→ WRITTEN PROBLEM
Take every line from the listing below that includes "xlabel" and copy it.

--- BEGIN SOURCE DATA ---

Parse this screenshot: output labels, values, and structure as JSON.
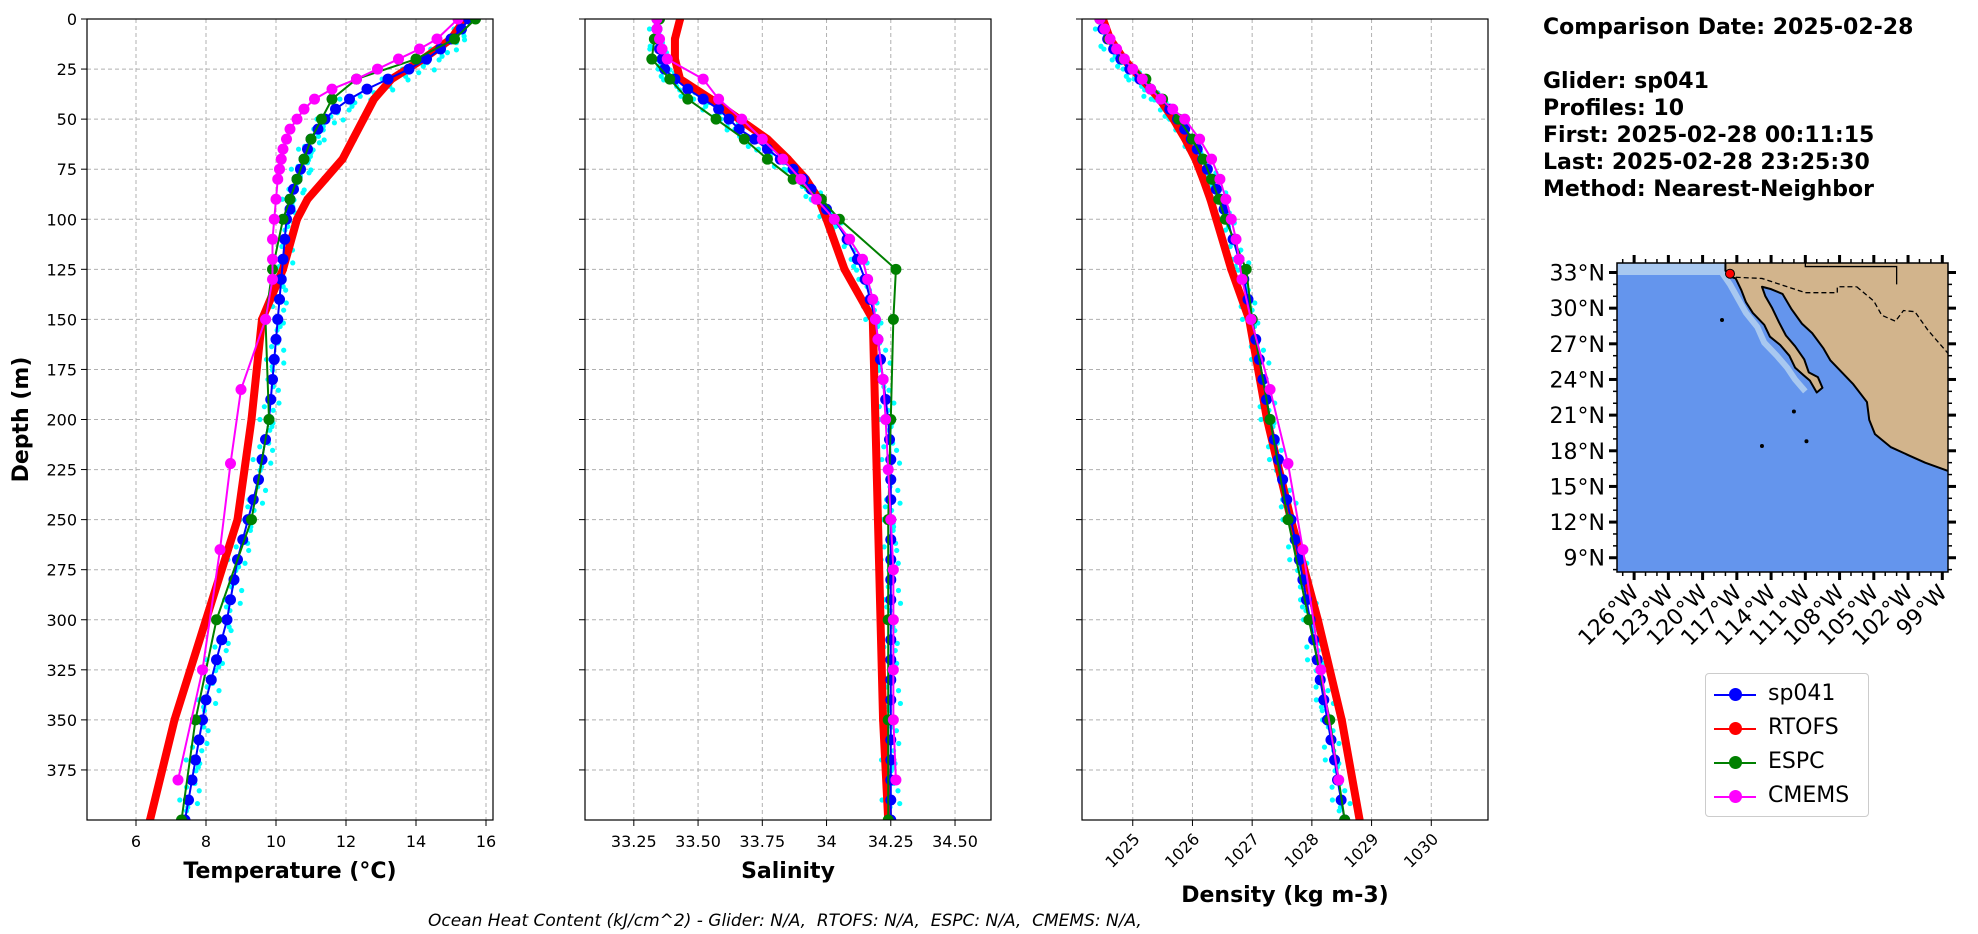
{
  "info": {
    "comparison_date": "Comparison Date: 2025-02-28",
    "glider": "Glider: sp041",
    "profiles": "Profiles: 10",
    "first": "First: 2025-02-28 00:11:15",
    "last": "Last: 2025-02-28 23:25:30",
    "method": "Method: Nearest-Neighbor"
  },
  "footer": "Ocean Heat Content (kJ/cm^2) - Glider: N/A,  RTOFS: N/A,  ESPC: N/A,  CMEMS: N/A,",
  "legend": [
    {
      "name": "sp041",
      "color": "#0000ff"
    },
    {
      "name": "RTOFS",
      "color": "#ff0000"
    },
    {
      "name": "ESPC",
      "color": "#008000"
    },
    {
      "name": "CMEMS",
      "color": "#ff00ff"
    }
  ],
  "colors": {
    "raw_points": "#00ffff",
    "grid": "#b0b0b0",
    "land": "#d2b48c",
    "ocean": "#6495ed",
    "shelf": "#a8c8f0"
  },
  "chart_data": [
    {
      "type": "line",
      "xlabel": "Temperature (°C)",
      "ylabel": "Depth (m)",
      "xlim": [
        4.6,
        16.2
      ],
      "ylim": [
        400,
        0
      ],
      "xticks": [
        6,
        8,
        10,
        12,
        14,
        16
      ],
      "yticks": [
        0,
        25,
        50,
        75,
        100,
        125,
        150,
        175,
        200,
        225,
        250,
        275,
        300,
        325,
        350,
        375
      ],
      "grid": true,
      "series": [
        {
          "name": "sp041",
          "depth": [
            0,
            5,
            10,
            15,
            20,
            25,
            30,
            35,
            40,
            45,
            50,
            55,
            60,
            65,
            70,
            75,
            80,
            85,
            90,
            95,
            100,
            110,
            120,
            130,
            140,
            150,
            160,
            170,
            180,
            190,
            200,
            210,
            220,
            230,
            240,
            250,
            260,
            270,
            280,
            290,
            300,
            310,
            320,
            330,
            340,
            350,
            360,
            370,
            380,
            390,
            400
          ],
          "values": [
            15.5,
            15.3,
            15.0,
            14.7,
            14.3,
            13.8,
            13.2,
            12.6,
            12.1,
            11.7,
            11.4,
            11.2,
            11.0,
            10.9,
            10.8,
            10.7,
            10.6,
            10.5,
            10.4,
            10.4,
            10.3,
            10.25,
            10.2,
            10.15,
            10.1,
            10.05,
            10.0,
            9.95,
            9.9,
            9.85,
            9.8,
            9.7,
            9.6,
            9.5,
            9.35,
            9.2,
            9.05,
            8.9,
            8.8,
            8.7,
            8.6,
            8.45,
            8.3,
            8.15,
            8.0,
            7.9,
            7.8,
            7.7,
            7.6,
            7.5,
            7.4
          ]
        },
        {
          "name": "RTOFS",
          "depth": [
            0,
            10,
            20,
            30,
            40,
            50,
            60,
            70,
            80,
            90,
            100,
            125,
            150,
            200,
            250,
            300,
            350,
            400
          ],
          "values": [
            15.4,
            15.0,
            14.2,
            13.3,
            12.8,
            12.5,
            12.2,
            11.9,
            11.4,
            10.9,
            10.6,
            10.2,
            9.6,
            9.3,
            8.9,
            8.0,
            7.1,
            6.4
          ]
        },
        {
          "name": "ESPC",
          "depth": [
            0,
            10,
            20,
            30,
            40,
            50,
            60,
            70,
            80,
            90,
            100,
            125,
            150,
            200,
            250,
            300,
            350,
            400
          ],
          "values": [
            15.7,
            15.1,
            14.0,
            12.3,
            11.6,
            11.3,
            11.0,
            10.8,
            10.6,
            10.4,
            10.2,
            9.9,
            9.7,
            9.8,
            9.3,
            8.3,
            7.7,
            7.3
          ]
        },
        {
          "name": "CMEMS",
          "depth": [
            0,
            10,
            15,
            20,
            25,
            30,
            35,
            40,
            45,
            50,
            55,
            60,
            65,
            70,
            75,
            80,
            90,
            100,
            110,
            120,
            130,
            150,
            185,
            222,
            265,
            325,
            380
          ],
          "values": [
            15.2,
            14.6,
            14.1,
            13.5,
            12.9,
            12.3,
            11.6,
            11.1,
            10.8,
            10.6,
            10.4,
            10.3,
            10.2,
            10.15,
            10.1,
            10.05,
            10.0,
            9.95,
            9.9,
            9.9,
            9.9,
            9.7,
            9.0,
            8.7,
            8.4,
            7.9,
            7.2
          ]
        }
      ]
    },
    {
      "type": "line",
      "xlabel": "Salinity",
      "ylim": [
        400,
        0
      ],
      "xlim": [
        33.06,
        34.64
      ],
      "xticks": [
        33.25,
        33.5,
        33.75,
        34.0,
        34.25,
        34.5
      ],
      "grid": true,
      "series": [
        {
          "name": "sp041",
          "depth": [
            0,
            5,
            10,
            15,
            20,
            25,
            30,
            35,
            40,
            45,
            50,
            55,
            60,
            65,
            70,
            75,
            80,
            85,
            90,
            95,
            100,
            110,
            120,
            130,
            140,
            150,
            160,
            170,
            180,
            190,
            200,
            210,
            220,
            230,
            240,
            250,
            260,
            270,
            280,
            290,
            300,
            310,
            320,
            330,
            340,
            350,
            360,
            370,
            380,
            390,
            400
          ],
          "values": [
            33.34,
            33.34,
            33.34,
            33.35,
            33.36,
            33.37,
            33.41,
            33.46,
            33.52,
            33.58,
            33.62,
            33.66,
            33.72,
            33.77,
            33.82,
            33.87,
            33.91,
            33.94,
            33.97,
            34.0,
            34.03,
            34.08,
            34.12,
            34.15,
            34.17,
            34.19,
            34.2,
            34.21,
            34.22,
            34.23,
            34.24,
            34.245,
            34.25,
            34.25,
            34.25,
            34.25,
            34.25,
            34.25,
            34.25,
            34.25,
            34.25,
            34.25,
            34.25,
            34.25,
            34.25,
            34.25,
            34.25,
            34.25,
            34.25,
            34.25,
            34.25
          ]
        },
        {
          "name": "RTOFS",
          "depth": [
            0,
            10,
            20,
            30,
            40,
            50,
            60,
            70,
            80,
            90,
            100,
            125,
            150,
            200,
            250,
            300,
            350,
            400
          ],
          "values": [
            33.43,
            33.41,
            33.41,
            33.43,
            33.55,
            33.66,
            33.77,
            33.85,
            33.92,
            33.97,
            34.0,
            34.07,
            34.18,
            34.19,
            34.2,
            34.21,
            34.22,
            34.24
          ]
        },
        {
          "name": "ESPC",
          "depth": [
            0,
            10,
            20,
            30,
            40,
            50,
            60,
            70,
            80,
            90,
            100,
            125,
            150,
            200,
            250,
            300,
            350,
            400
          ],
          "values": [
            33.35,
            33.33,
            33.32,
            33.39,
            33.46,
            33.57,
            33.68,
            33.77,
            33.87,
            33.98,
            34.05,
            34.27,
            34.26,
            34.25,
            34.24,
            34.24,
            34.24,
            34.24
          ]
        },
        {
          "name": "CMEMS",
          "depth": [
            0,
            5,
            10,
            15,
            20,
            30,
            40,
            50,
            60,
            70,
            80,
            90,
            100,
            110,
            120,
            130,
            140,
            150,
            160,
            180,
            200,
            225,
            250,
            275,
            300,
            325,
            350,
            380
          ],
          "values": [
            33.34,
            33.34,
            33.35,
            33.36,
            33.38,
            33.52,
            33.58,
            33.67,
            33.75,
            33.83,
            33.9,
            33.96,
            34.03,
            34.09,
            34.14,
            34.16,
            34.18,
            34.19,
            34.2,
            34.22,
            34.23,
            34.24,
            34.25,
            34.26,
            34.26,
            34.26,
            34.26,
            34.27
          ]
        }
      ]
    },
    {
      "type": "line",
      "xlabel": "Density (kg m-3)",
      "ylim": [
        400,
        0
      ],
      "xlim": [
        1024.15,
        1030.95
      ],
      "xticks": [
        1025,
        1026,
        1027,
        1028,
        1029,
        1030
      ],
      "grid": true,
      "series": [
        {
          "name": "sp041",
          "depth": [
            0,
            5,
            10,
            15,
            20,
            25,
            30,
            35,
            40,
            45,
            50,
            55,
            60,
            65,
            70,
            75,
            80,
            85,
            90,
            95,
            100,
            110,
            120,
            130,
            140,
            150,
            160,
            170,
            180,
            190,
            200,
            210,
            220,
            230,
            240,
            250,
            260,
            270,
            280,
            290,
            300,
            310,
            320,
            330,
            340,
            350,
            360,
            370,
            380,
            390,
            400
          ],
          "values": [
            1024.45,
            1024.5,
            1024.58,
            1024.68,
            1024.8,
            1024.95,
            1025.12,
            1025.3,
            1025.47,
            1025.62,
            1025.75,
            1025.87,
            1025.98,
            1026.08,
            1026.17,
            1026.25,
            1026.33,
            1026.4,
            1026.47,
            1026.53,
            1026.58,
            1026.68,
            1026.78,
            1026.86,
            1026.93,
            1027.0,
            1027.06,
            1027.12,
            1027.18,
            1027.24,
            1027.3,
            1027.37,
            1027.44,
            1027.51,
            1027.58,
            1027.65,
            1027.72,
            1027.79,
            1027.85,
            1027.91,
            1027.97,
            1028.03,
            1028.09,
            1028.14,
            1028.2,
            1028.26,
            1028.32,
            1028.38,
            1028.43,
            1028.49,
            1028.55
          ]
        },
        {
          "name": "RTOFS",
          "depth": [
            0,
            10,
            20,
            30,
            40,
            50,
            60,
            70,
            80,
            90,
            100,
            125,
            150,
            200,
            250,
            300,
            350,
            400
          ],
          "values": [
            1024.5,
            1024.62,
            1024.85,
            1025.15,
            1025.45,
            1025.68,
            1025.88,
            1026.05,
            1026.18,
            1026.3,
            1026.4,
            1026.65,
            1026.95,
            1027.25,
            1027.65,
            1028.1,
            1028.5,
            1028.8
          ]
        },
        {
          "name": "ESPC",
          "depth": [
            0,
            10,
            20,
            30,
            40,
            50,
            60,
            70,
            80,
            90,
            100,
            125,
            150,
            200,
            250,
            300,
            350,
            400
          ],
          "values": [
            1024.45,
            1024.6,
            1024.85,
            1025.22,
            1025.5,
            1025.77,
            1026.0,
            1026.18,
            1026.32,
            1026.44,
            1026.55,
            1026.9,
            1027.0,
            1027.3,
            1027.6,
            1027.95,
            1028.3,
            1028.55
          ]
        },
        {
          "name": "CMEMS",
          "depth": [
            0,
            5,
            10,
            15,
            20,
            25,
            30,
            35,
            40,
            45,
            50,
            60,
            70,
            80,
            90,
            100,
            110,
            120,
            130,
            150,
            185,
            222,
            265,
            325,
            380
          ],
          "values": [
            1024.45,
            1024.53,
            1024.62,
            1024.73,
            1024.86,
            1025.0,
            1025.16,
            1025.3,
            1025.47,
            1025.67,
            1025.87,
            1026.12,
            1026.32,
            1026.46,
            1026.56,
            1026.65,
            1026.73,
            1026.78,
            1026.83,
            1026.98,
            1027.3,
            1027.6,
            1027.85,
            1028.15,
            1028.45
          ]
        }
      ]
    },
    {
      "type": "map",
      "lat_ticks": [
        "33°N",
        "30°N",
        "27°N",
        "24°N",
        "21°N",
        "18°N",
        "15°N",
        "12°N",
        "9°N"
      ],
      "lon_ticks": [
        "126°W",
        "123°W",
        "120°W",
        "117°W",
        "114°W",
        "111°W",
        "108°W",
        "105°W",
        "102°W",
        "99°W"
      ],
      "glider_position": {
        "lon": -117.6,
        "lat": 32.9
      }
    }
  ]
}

--- END SOURCE DATA ---

→ SOLUTION FOR THIS PROBLEM
      "xlabel": "Temperature (°C)",
      "xlabel": "Salinity",
      "xlabel": "Density (kg m-3)",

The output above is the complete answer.